----- Listed records -----
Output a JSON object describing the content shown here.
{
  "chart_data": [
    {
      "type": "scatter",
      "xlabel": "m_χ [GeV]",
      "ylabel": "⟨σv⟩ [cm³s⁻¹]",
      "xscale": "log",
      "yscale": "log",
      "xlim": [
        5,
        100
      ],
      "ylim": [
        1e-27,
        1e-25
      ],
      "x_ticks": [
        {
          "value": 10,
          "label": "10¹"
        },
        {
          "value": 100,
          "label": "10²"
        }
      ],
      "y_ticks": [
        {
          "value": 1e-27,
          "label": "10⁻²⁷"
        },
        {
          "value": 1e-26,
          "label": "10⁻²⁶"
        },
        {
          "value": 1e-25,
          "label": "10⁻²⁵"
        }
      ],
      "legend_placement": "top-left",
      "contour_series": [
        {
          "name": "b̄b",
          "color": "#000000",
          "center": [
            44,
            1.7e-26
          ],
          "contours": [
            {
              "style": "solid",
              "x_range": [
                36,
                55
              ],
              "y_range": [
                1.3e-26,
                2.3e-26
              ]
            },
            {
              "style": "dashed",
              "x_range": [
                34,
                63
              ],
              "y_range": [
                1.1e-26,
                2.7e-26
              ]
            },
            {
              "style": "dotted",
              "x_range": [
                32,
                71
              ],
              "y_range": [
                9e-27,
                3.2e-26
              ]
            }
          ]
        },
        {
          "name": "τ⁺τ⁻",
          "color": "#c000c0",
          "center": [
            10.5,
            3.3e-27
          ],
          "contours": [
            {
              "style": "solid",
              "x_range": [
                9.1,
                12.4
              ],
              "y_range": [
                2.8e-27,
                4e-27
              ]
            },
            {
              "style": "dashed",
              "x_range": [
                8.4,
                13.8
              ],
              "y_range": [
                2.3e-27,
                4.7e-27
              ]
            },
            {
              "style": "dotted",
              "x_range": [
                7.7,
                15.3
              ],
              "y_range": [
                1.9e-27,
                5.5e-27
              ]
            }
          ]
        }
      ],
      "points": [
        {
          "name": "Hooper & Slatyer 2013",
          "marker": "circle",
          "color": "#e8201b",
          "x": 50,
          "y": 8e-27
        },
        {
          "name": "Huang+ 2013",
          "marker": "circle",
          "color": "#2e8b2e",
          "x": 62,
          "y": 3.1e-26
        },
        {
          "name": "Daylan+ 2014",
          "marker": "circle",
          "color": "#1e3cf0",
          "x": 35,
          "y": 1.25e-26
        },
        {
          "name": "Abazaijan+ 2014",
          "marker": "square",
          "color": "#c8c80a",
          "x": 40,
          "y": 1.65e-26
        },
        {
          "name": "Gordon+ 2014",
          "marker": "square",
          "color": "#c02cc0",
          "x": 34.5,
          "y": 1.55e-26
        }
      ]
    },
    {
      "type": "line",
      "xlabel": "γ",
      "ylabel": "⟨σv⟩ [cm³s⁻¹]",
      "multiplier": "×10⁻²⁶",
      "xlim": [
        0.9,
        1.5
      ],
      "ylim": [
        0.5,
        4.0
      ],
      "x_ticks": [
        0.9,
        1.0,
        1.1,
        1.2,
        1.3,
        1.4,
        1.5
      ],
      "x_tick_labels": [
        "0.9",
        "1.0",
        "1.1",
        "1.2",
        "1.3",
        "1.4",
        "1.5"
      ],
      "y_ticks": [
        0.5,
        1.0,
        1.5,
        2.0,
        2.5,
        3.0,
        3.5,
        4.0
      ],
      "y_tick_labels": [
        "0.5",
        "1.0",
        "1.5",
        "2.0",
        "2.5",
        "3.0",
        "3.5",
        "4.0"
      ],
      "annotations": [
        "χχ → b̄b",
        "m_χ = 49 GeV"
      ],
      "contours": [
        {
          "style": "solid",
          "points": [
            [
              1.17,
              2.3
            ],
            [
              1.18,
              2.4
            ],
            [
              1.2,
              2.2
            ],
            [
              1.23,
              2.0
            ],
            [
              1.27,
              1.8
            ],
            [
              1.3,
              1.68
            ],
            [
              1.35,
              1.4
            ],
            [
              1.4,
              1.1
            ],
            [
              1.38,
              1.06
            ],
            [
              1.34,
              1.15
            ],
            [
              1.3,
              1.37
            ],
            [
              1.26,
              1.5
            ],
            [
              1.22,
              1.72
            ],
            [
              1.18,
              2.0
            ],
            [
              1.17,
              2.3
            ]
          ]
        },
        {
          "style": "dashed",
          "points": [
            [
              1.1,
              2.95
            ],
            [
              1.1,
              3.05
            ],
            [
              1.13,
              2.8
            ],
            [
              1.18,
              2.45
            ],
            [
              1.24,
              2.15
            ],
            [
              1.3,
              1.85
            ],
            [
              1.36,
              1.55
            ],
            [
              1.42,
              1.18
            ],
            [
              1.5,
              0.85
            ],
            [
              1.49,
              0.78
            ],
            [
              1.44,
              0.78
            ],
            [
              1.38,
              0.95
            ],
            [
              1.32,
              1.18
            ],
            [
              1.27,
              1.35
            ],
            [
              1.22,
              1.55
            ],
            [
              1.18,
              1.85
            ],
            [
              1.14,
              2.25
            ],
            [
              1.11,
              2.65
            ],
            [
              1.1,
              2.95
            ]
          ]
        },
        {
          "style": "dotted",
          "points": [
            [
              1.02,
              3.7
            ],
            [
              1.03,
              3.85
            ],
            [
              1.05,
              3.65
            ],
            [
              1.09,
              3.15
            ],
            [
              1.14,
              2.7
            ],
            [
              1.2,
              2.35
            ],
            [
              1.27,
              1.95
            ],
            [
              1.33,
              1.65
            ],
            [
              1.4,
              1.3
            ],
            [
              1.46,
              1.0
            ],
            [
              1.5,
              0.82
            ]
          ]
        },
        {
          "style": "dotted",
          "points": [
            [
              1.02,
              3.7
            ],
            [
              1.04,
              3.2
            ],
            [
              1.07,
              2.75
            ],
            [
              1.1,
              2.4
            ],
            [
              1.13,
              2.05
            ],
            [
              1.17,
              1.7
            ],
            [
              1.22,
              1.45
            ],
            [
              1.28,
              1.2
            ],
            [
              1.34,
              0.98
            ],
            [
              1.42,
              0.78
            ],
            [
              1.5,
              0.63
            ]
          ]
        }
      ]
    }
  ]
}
-----
Do this. Transcribe every entry exactly.

Solution for this exercise.
Output a JSON object describing the content shown here.
{
  "chart_data": [
    {
      "type": "scatter",
      "xlabel": "m_χ [GeV]",
      "ylabel": "⟨σv⟩ [cm³s⁻¹]",
      "xscale": "log",
      "yscale": "log",
      "xlim": [
        5,
        100
      ],
      "ylim": [
        1e-27,
        1e-25
      ],
      "x_ticks": [
        {
          "value": 10,
          "label": "10¹"
        },
        {
          "value": 100,
          "label": "10²"
        }
      ],
      "y_ticks": [
        {
          "value": 1e-27,
          "label": "10⁻²⁷"
        },
        {
          "value": 1e-26,
          "label": "10⁻²⁶"
        },
        {
          "value": 1e-25,
          "label": "10⁻²⁵"
        }
      ],
      "legend_placement": "top-left",
      "contour_series": [
        {
          "name": "b̄b",
          "color": "#000000",
          "center": [
            44,
            1.7e-26
          ],
          "contours": [
            {
              "style": "solid",
              "x_range": [
                36,
                55
              ],
              "y_range": [
                1.3e-26,
                2.3e-26
              ]
            },
            {
              "style": "dashed",
              "x_range": [
                34,
                63
              ],
              "y_range": [
                1.1e-26,
                2.7e-26
              ]
            },
            {
              "style": "dotted",
              "x_range": [
                32,
                71
              ],
              "y_range": [
                9e-27,
                3.2e-26
              ]
            }
          ]
        },
        {
          "name": "τ⁺τ⁻",
          "color": "#c000c0",
          "center": [
            10.5,
            3.3e-27
          ],
          "contours": [
            {
              "style": "solid",
              "x_range": [
                9.1,
                12.4
              ],
              "y_range": [
                2.8e-27,
                4e-27
              ]
            },
            {
              "style": "dashed",
              "x_range": [
                8.4,
                13.8
              ],
              "y_range": [
                2.3e-27,
                4.7e-27
              ]
            },
            {
              "style": "dotted",
              "x_range": [
                7.7,
                15.3
              ],
              "y_range": [
                1.9e-27,
                5.5e-27
              ]
            }
          ]
        }
      ],
      "points": [
        {
          "name": "Hooper & Slatyer 2013",
          "marker": "circle",
          "color": "#e8201b",
          "x": 50,
          "y": 8e-27
        },
        {
          "name": "Huang+ 2013",
          "marker": "circle",
          "color": "#2e8b2e",
          "x": 62,
          "y": 3.1e-26
        },
        {
          "name": "Daylan+ 2014",
          "marker": "circle",
          "color": "#1e3cf0",
          "x": 35,
          "y": 1.25e-26
        },
        {
          "name": "Abazaijan+ 2014",
          "marker": "square",
          "color": "#c8c80a",
          "x": 40,
          "y": 1.65e-26
        },
        {
          "name": "Gordon+ 2014",
          "marker": "square",
          "color": "#c02cc0",
          "x": 34.5,
          "y": 1.55e-26
        }
      ]
    },
    {
      "type": "line",
      "xlabel": "γ",
      "ylabel": "⟨σv⟩ [cm³s⁻¹]",
      "multiplier": "×10⁻²⁶",
      "xlim": [
        0.9,
        1.5
      ],
      "ylim": [
        0.5,
        4.0
      ],
      "x_ticks": [
        0.9,
        1.0,
        1.1,
        1.2,
        1.3,
        1.4,
        1.5
      ],
      "x_tick_labels": [
        "0.9",
        "1.0",
        "1.1",
        "1.2",
        "1.3",
        "1.4",
        "1.5"
      ],
      "y_ticks": [
        0.5,
        1.0,
        1.5,
        2.0,
        2.5,
        3.0,
        3.5,
        4.0
      ],
      "y_tick_labels": [
        "0.5",
        "1.0",
        "1.5",
        "2.0",
        "2.5",
        "3.0",
        "3.5",
        "4.0"
      ],
      "annotations": [
        "χχ → b̄b",
        "m_χ = 49 GeV"
      ],
      "contours": [
        {
          "style": "solid",
          "points": [
            [
              1.17,
              2.3
            ],
            [
              1.18,
              2.4
            ],
            [
              1.2,
              2.2
            ],
            [
              1.23,
              2.0
            ],
            [
              1.27,
              1.8
            ],
            [
              1.3,
              1.68
            ],
            [
              1.35,
              1.4
            ],
            [
              1.4,
              1.1
            ],
            [
              1.38,
              1.06
            ],
            [
              1.34,
              1.15
            ],
            [
              1.3,
              1.37
            ],
            [
              1.26,
              1.5
            ],
            [
              1.22,
              1.72
            ],
            [
              1.18,
              2.0
            ],
            [
              1.17,
              2.3
            ]
          ]
        },
        {
          "style": "dashed",
          "points": [
            [
              1.1,
              2.95
            ],
            [
              1.1,
              3.05
            ],
            [
              1.13,
              2.8
            ],
            [
              1.18,
              2.45
            ],
            [
              1.24,
              2.15
            ],
            [
              1.3,
              1.85
            ],
            [
              1.36,
              1.55
            ],
            [
              1.42,
              1.18
            ],
            [
              1.5,
              0.85
            ],
            [
              1.49,
              0.78
            ],
            [
              1.44,
              0.78
            ],
            [
              1.38,
              0.95
            ],
            [
              1.32,
              1.18
            ],
            [
              1.27,
              1.35
            ],
            [
              1.22,
              1.55
            ],
            [
              1.18,
              1.85
            ],
            [
              1.14,
              2.25
            ],
            [
              1.11,
              2.65
            ],
            [
              1.1,
              2.95
            ]
          ]
        },
        {
          "style": "dotted",
          "points": [
            [
              1.02,
              3.7
            ],
            [
              1.03,
              3.85
            ],
            [
              1.05,
              3.65
            ],
            [
              1.09,
              3.15
            ],
            [
              1.14,
              2.7
            ],
            [
              1.2,
              2.35
            ],
            [
              1.27,
              1.95
            ],
            [
              1.33,
              1.65
            ],
            [
              1.4,
              1.3
            ],
            [
              1.46,
              1.0
            ],
            [
              1.5,
              0.82
            ]
          ]
        },
        {
          "style": "dotted",
          "points": [
            [
              1.02,
              3.7
            ],
            [
              1.04,
              3.2
            ],
            [
              1.07,
              2.75
            ],
            [
              1.1,
              2.4
            ],
            [
              1.13,
              2.05
            ],
            [
              1.17,
              1.7
            ],
            [
              1.22,
              1.45
            ],
            [
              1.28,
              1.2
            ],
            [
              1.34,
              0.98
            ],
            [
              1.42,
              0.78
            ],
            [
              1.5,
              0.63
            ]
          ]
        }
      ]
    }
  ]
}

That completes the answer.